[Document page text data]
╭──

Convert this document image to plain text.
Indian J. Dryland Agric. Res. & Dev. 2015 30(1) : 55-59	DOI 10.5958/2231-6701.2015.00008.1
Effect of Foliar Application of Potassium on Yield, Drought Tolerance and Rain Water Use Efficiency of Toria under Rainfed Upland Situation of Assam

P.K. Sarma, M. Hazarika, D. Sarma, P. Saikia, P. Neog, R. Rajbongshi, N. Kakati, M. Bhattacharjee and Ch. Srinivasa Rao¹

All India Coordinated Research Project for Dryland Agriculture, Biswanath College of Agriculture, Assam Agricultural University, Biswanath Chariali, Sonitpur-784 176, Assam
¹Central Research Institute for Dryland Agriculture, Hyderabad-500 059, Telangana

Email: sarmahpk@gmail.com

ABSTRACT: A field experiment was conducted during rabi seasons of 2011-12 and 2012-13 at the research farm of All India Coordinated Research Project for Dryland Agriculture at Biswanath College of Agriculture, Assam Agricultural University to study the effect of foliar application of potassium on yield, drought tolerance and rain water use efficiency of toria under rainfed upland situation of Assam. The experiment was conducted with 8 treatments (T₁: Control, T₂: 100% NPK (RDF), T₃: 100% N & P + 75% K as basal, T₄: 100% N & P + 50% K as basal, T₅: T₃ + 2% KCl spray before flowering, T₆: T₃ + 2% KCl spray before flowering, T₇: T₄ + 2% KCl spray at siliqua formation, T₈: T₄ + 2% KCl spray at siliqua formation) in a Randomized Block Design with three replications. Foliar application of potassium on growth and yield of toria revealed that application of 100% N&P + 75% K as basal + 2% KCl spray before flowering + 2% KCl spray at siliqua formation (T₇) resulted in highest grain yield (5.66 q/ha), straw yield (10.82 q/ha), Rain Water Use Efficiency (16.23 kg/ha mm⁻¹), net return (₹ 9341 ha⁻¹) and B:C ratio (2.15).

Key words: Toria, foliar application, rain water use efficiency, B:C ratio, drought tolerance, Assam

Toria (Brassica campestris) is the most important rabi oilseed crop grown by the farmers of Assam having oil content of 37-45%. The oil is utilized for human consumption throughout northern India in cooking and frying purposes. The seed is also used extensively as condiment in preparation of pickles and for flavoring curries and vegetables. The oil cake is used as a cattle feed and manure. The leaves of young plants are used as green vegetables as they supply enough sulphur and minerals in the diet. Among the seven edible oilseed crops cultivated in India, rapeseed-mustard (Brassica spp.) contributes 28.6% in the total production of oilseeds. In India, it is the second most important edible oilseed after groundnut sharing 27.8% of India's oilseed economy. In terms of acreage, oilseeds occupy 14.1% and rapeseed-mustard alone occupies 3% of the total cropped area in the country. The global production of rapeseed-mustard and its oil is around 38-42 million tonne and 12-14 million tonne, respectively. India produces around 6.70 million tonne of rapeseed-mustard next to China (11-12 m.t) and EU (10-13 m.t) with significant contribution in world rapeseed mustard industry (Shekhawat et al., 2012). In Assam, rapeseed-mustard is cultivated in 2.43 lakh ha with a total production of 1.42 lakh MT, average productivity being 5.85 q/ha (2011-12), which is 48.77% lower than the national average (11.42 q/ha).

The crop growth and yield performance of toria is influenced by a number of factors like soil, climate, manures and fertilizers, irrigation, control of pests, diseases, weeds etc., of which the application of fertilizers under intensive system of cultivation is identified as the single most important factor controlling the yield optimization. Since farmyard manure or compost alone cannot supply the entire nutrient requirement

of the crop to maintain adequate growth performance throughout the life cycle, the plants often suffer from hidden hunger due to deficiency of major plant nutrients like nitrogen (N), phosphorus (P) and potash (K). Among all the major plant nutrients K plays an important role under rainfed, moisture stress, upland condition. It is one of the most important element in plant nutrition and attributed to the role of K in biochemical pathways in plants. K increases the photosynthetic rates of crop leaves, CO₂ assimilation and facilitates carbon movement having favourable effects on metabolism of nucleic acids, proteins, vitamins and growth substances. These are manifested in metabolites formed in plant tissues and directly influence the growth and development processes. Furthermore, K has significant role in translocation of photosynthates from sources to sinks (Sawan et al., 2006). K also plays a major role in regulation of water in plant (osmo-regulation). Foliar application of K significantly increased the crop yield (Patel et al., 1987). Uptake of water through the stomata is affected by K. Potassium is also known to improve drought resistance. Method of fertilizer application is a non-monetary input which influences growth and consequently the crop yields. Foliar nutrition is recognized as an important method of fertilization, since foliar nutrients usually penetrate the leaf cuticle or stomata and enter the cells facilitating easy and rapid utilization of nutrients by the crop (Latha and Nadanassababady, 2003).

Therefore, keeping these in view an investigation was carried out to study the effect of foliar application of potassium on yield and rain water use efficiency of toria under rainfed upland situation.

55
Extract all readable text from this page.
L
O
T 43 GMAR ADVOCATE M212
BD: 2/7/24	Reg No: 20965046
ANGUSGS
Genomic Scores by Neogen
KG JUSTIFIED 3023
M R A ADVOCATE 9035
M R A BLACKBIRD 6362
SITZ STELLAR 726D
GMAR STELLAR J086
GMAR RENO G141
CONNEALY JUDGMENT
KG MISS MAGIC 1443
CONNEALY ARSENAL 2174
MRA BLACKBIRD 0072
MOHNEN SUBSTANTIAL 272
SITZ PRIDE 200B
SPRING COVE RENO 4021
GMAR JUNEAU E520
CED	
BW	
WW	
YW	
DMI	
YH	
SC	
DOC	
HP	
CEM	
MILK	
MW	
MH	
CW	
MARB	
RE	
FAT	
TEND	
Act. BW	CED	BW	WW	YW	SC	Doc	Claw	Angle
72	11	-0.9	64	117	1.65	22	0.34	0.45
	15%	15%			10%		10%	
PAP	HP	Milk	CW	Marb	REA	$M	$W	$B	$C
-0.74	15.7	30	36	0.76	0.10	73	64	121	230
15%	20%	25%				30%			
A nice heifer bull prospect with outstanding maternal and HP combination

╰──
╭──

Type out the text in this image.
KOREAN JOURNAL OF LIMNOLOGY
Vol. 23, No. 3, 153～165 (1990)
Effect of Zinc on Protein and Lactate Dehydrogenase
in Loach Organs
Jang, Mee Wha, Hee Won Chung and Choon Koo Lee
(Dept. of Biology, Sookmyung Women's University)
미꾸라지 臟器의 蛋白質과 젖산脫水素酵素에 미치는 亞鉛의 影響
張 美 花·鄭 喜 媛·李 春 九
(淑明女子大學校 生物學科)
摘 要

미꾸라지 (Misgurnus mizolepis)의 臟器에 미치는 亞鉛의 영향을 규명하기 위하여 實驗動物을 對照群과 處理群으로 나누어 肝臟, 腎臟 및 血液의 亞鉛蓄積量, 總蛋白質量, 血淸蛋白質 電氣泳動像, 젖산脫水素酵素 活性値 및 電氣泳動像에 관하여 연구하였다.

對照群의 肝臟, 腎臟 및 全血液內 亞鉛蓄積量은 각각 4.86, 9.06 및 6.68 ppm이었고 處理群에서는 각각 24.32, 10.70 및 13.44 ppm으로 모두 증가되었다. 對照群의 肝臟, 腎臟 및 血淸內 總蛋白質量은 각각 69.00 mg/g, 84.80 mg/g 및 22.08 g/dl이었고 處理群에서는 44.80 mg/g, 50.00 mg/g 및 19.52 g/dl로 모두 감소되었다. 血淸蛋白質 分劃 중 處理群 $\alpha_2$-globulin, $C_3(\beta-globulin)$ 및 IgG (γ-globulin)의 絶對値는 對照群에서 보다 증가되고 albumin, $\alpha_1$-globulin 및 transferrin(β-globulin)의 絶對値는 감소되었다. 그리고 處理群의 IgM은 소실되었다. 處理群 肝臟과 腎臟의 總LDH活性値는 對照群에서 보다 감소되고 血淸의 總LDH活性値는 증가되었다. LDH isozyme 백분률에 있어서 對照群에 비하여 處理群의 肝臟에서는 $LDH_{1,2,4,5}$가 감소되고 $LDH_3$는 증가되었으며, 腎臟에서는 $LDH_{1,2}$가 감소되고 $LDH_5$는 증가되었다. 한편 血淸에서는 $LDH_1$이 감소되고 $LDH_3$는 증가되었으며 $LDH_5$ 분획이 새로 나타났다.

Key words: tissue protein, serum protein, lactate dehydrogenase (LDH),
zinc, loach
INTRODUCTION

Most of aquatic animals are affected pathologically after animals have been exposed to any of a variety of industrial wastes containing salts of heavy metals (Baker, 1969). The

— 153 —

╰──

The answer should be one number, namely how many lines of the entries above include the string "this".

Answer to the problem:
3